What you should do: Can you copy out, word for word, the stretch of lines from the very first one through the line that contains "trim-plate-outer-outline bbox=[335, 183, 1174, 1360]"?

Element location data
------------------------------------------------

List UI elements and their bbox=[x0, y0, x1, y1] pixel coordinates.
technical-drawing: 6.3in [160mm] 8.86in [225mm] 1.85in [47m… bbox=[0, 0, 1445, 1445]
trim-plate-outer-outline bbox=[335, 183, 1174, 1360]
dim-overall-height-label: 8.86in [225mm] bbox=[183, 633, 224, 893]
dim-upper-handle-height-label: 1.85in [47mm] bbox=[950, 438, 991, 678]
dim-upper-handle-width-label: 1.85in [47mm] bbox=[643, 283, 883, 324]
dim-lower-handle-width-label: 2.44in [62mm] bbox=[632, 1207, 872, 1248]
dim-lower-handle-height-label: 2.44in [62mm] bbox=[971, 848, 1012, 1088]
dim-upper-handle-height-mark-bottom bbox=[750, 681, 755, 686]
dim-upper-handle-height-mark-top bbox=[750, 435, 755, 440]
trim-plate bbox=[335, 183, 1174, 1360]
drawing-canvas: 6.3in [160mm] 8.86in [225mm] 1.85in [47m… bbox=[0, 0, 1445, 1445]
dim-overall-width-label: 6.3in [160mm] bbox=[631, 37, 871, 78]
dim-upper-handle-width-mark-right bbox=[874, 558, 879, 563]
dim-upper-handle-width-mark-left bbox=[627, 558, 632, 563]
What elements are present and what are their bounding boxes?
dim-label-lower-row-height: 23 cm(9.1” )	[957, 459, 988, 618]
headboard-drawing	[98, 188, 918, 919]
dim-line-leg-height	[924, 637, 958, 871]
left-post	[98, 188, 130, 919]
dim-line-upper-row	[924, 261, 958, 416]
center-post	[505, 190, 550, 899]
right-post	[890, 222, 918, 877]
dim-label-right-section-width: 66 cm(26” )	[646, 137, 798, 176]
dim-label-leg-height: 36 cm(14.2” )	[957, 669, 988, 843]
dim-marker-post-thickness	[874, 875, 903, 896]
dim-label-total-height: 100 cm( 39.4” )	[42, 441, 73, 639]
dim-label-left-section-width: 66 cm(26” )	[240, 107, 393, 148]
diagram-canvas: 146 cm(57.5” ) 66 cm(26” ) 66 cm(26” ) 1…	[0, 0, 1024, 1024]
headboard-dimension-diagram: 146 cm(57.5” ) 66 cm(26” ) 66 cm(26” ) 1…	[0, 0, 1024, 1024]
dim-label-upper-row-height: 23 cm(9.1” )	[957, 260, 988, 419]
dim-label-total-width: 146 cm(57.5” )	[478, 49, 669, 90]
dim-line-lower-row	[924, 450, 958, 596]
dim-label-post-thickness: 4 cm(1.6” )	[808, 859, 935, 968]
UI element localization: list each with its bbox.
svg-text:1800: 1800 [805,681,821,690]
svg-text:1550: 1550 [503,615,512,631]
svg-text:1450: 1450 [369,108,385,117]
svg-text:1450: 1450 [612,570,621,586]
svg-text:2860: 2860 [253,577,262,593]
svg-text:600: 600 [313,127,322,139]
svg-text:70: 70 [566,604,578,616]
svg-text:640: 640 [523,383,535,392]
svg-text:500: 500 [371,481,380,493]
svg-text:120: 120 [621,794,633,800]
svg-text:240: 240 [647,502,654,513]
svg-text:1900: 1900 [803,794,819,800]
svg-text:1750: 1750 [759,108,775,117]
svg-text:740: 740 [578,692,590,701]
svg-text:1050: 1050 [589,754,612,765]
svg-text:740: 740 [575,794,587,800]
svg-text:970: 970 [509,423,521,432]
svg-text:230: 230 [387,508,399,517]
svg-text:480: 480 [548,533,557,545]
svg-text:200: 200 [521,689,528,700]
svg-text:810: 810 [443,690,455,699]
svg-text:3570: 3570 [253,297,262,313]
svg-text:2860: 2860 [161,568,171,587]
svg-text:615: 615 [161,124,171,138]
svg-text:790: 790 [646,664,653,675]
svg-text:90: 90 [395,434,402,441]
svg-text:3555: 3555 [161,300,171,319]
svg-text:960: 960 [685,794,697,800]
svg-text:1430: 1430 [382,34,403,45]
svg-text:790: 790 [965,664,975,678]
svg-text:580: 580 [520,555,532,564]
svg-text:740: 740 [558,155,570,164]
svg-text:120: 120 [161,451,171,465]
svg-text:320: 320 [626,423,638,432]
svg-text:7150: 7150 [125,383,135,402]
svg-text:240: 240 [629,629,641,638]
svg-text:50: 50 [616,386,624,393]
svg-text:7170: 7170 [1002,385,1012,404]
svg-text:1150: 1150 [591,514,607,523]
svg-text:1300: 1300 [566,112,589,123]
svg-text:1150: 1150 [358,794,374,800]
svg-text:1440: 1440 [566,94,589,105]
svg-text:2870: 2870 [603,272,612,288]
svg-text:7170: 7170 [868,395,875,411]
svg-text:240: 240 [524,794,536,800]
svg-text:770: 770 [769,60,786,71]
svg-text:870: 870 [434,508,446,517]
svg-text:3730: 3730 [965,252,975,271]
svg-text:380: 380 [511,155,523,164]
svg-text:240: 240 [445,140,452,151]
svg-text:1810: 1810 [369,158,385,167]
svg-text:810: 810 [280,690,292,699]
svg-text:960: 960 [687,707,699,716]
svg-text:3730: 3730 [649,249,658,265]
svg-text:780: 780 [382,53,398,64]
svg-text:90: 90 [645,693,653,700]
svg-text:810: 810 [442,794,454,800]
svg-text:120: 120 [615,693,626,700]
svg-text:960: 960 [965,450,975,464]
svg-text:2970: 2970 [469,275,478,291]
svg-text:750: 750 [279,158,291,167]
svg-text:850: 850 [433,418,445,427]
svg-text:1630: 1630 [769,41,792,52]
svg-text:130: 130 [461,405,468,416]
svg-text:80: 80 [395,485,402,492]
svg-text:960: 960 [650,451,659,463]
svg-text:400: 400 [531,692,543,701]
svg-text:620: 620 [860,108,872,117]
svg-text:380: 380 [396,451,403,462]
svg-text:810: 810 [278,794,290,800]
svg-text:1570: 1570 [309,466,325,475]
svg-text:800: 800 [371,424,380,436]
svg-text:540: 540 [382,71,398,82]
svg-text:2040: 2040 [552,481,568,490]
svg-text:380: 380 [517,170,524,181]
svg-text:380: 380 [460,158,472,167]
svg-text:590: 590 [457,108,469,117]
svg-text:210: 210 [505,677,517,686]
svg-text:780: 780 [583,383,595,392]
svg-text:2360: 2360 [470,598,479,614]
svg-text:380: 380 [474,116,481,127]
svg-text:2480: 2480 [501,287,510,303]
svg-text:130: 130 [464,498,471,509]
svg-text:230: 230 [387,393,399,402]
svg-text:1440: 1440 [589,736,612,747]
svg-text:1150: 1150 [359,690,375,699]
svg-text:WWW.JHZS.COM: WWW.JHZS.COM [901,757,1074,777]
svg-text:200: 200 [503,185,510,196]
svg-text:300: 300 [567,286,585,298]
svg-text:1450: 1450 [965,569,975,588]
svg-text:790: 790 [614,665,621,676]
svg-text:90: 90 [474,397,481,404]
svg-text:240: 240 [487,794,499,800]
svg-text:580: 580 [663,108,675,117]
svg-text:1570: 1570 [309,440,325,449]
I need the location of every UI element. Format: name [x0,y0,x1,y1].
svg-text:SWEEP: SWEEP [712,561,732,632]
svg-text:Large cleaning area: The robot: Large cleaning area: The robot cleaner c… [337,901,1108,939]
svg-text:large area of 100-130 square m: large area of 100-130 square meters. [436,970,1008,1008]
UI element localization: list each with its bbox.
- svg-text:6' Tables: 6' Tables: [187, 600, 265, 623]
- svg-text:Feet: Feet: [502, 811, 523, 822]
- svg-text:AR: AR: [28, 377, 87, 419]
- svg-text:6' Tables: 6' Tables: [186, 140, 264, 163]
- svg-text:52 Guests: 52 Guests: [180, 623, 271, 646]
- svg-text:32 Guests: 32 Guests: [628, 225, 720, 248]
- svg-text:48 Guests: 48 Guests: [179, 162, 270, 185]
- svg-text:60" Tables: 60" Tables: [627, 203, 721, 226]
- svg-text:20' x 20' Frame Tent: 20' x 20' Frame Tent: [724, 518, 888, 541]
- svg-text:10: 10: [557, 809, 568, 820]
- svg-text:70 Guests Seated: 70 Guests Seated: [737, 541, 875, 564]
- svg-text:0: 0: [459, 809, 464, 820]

------------------------------------------------

Expected answer:
List UI elements and their bbox=[x0, y0, x1, y1] pixel coordinates.
technical-drawing: 6.3in [160mm] 8.86in [225mm] 1.85in [47m… bbox=[0, 0, 1445, 1445]
trim-plate-outer-outline bbox=[335, 183, 1174, 1360]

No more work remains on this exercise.